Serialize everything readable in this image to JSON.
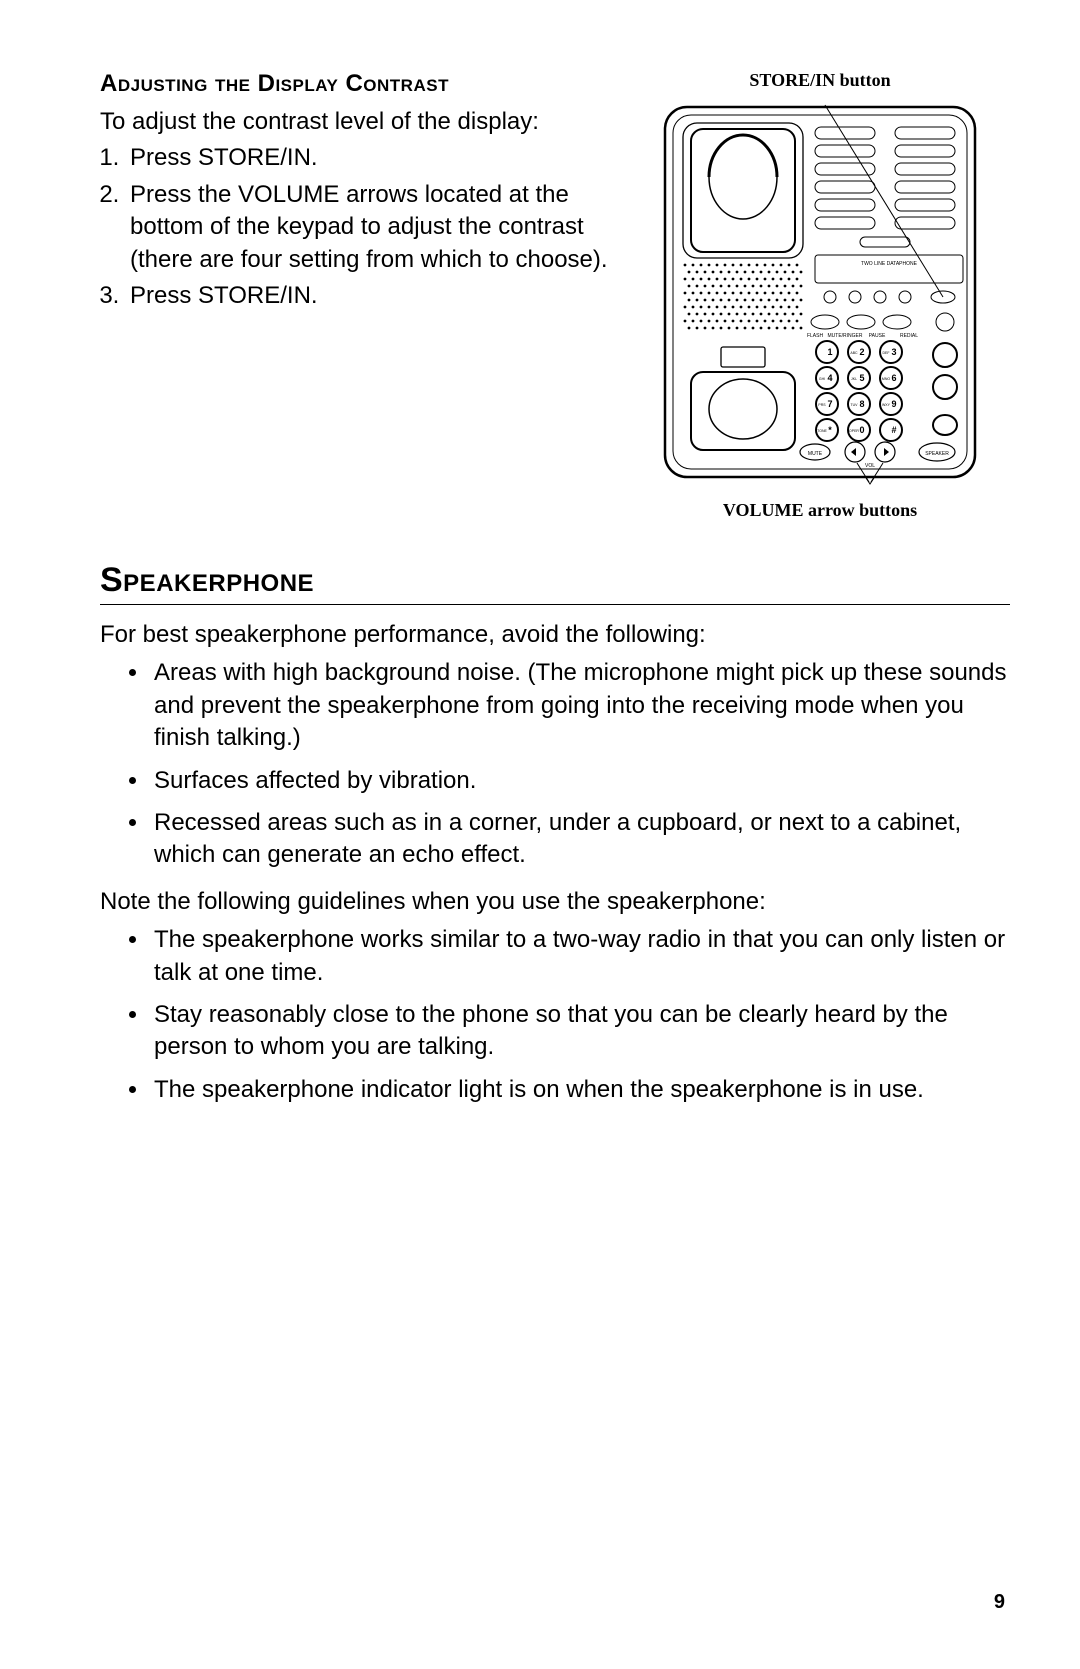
{
  "page_number": "9",
  "callouts": {
    "top": "STORE/IN button",
    "bottom": "VOLUME arrow buttons"
  },
  "section1": {
    "heading": "Adjusting the Display Contrast",
    "intro": "To adjust the contrast level of the display:",
    "steps": [
      "Press STORE/IN.",
      "Press the VOLUME arrows located at the bottom of the keypad to adjust the contrast (there are four setting from which to choose).",
      "Press STORE/IN."
    ]
  },
  "section2": {
    "heading": "Speakerphone",
    "intro1": "For best speakerphone performance, avoid the following:",
    "bullets1": [
      "Areas with high background noise. (The microphone might pick up these sounds and prevent the speakerphone from going into the receiving mode when you finish talking.)",
      "Surfaces affected by vibration.",
      "Recessed areas such as in a corner, under a cupboard, or next to a cabinet, which can generate an echo effect."
    ],
    "intro2": "Note the following guidelines when you use the speakerphone:",
    "bullets2": [
      "The speakerphone works similar to a two-way radio in that you can only listen or talk at one time.",
      "Stay reasonably close to the phone so that you can be clearly heard by the person to whom you are talking.",
      "The speakerphone indicator light is on when the speakerphone is in use."
    ]
  },
  "keypad": {
    "rows": [
      [
        {
          "t": "1"
        },
        {
          "t": "2",
          "s": "ABC"
        },
        {
          "t": "3",
          "s": "DEF"
        }
      ],
      [
        {
          "t": "4",
          "s": "GHI"
        },
        {
          "t": "5",
          "s": "JKL"
        },
        {
          "t": "6",
          "s": "MNO"
        }
      ],
      [
        {
          "t": "7",
          "s": "PRS"
        },
        {
          "t": "8",
          "s": "TUV"
        },
        {
          "t": "9",
          "s": "WXY"
        }
      ],
      [
        {
          "t": "*",
          "s": "TONE"
        },
        {
          "t": "0",
          "s": "OPER"
        },
        {
          "t": "#"
        }
      ]
    ],
    "display_label": "TWO LINE DATAPHONE",
    "labels": [
      "FLASH",
      "MUTE/RINGER",
      "PAUSE",
      "REDIAL"
    ]
  }
}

- - - -

**Written problem**:
The word "that" may occur in lines of the records. Report how many such lines there are, giving only the number.

**Full output**:
2